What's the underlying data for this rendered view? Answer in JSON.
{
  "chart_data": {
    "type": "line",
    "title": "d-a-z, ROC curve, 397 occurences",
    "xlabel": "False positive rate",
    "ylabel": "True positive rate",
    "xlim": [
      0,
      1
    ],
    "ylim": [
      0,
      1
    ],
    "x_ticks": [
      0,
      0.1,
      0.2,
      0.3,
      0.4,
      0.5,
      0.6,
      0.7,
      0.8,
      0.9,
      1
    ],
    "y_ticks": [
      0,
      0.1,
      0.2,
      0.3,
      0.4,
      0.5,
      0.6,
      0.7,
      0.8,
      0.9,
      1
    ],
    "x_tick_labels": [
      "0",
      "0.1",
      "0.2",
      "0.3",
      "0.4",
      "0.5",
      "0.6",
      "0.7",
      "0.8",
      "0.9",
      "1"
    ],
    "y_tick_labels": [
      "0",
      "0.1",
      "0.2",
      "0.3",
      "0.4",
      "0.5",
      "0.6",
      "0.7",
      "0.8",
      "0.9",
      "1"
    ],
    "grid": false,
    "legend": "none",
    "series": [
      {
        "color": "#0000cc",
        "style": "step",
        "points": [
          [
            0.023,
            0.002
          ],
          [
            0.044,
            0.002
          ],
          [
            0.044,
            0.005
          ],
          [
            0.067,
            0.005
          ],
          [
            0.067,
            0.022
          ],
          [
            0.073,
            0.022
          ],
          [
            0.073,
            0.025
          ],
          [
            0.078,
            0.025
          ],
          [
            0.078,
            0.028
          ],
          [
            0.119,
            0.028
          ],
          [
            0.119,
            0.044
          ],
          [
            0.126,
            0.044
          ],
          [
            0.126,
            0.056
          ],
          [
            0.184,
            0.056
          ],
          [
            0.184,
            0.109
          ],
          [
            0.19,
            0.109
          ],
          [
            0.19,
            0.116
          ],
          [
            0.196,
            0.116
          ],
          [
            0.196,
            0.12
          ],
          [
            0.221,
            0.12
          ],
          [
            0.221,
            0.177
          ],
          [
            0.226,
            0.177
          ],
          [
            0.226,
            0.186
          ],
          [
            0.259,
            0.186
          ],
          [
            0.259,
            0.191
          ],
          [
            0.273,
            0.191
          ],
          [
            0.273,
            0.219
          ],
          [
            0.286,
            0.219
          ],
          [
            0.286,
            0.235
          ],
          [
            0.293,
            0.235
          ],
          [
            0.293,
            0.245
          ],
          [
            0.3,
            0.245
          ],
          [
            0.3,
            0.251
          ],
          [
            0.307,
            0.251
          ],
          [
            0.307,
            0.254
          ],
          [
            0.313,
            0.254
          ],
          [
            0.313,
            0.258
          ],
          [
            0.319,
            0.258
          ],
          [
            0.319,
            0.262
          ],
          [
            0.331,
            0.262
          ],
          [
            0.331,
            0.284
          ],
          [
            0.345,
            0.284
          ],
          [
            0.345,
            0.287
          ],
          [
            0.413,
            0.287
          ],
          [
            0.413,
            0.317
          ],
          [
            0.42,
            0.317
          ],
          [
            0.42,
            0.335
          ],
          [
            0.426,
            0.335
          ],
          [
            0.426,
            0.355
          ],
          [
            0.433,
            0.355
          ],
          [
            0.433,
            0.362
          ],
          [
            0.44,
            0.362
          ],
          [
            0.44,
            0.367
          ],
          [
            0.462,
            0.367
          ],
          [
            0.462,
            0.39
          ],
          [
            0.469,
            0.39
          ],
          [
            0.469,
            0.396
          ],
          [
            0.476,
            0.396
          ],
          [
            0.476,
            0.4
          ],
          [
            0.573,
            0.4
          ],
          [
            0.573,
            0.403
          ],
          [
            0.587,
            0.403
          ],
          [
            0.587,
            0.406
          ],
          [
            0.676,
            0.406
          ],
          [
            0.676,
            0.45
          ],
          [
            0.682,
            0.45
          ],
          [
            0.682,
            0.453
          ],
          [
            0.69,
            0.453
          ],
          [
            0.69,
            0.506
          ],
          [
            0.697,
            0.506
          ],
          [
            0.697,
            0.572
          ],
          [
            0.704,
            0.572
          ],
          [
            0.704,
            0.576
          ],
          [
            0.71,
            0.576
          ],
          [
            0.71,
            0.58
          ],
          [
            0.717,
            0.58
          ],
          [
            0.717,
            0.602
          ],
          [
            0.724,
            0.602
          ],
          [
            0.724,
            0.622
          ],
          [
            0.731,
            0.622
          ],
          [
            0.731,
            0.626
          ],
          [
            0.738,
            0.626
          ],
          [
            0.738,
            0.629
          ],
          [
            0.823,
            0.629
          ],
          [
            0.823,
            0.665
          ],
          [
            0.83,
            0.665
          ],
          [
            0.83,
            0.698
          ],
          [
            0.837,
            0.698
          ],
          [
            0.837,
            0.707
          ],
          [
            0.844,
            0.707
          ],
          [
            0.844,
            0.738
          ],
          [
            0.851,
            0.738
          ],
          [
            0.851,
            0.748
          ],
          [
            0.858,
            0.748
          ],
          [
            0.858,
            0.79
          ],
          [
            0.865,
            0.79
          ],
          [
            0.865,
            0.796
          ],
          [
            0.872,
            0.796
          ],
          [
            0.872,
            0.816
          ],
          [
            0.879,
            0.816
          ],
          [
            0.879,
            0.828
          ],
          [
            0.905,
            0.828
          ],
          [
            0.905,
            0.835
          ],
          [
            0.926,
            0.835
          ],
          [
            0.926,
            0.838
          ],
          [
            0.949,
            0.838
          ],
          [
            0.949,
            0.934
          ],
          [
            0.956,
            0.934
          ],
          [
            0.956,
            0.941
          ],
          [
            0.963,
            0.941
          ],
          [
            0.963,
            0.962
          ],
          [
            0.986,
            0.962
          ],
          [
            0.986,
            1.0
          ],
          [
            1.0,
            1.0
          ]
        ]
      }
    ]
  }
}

________________________

- Stated problem:
Write out all the records above again, exactly as they stand.

- Exercise solution:
What's the underlying data for this rendered view? Answer in JSON.
{
  "chart_data": {
    "type": "line",
    "title": "d-a-z, ROC curve, 397 occurences",
    "xlabel": "False positive rate",
    "ylabel": "True positive rate",
    "xlim": [
      0,
      1
    ],
    "ylim": [
      0,
      1
    ],
    "x_ticks": [
      0,
      0.1,
      0.2,
      0.3,
      0.4,
      0.5,
      0.6,
      0.7,
      0.8,
      0.9,
      1
    ],
    "y_ticks": [
      0,
      0.1,
      0.2,
      0.3,
      0.4,
      0.5,
      0.6,
      0.7,
      0.8,
      0.9,
      1
    ],
    "x_tick_labels": [
      "0",
      "0.1",
      "0.2",
      "0.3",
      "0.4",
      "0.5",
      "0.6",
      "0.7",
      "0.8",
      "0.9",
      "1"
    ],
    "y_tick_labels": [
      "0",
      "0.1",
      "0.2",
      "0.3",
      "0.4",
      "0.5",
      "0.6",
      "0.7",
      "0.8",
      "0.9",
      "1"
    ],
    "grid": false,
    "legend": "none",
    "series": [
      {
        "color": "#0000cc",
        "style": "step",
        "points": [
          [
            0.023,
            0.002
          ],
          [
            0.044,
            0.002
          ],
          [
            0.044,
            0.005
          ],
          [
            0.067,
            0.005
          ],
          [
            0.067,
            0.022
          ],
          [
            0.073,
            0.022
          ],
          [
            0.073,
            0.025
          ],
          [
            0.078,
            0.025
          ],
          [
            0.078,
            0.028
          ],
          [
            0.119,
            0.028
          ],
          [
            0.119,
            0.044
          ],
          [
            0.126,
            0.044
          ],
          [
            0.126,
            0.056
          ],
          [
            0.184,
            0.056
          ],
          [
            0.184,
            0.109
          ],
          [
            0.19,
            0.109
          ],
          [
            0.19,
            0.116
          ],
          [
            0.196,
            0.116
          ],
          [
            0.196,
            0.12
          ],
          [
            0.221,
            0.12
          ],
          [
            0.221,
            0.177
          ],
          [
            0.226,
            0.177
          ],
          [
            0.226,
            0.186
          ],
          [
            0.259,
            0.186
          ],
          [
            0.259,
            0.191
          ],
          [
            0.273,
            0.191
          ],
          [
            0.273,
            0.219
          ],
          [
            0.286,
            0.219
          ],
          [
            0.286,
            0.235
          ],
          [
            0.293,
            0.235
          ],
          [
            0.293,
            0.245
          ],
          [
            0.3,
            0.245
          ],
          [
            0.3,
            0.251
          ],
          [
            0.307,
            0.251
          ],
          [
            0.307,
            0.254
          ],
          [
            0.313,
            0.254
          ],
          [
            0.313,
            0.258
          ],
          [
            0.319,
            0.258
          ],
          [
            0.319,
            0.262
          ],
          [
            0.331,
            0.262
          ],
          [
            0.331,
            0.284
          ],
          [
            0.345,
            0.284
          ],
          [
            0.345,
            0.287
          ],
          [
            0.413,
            0.287
          ],
          [
            0.413,
            0.317
          ],
          [
            0.42,
            0.317
          ],
          [
            0.42,
            0.335
          ],
          [
            0.426,
            0.335
          ],
          [
            0.426,
            0.355
          ],
          [
            0.433,
            0.355
          ],
          [
            0.433,
            0.362
          ],
          [
            0.44,
            0.362
          ],
          [
            0.44,
            0.367
          ],
          [
            0.462,
            0.367
          ],
          [
            0.462,
            0.39
          ],
          [
            0.469,
            0.39
          ],
          [
            0.469,
            0.396
          ],
          [
            0.476,
            0.396
          ],
          [
            0.476,
            0.4
          ],
          [
            0.573,
            0.4
          ],
          [
            0.573,
            0.403
          ],
          [
            0.587,
            0.403
          ],
          [
            0.587,
            0.406
          ],
          [
            0.676,
            0.406
          ],
          [
            0.676,
            0.45
          ],
          [
            0.682,
            0.45
          ],
          [
            0.682,
            0.453
          ],
          [
            0.69,
            0.453
          ],
          [
            0.69,
            0.506
          ],
          [
            0.697,
            0.506
          ],
          [
            0.697,
            0.572
          ],
          [
            0.704,
            0.572
          ],
          [
            0.704,
            0.576
          ],
          [
            0.71,
            0.576
          ],
          [
            0.71,
            0.58
          ],
          [
            0.717,
            0.58
          ],
          [
            0.717,
            0.602
          ],
          [
            0.724,
            0.602
          ],
          [
            0.724,
            0.622
          ],
          [
            0.731,
            0.622
          ],
          [
            0.731,
            0.626
          ],
          [
            0.738,
            0.626
          ],
          [
            0.738,
            0.629
          ],
          [
            0.823,
            0.629
          ],
          [
            0.823,
            0.665
          ],
          [
            0.83,
            0.665
          ],
          [
            0.83,
            0.698
          ],
          [
            0.837,
            0.698
          ],
          [
            0.837,
            0.707
          ],
          [
            0.844,
            0.707
          ],
          [
            0.844,
            0.738
          ],
          [
            0.851,
            0.738
          ],
          [
            0.851,
            0.748
          ],
          [
            0.858,
            0.748
          ],
          [
            0.858,
            0.79
          ],
          [
            0.865,
            0.79
          ],
          [
            0.865,
            0.796
          ],
          [
            0.872,
            0.796
          ],
          [
            0.872,
            0.816
          ],
          [
            0.879,
            0.816
          ],
          [
            0.879,
            0.828
          ],
          [
            0.905,
            0.828
          ],
          [
            0.905,
            0.835
          ],
          [
            0.926,
            0.835
          ],
          [
            0.926,
            0.838
          ],
          [
            0.949,
            0.838
          ],
          [
            0.949,
            0.934
          ],
          [
            0.956,
            0.934
          ],
          [
            0.956,
            0.941
          ],
          [
            0.963,
            0.941
          ],
          [
            0.963,
            0.962
          ],
          [
            0.986,
            0.962
          ],
          [
            0.986,
            1.0
          ],
          [
            1.0,
            1.0
          ]
        ]
      }
    ]
  }
}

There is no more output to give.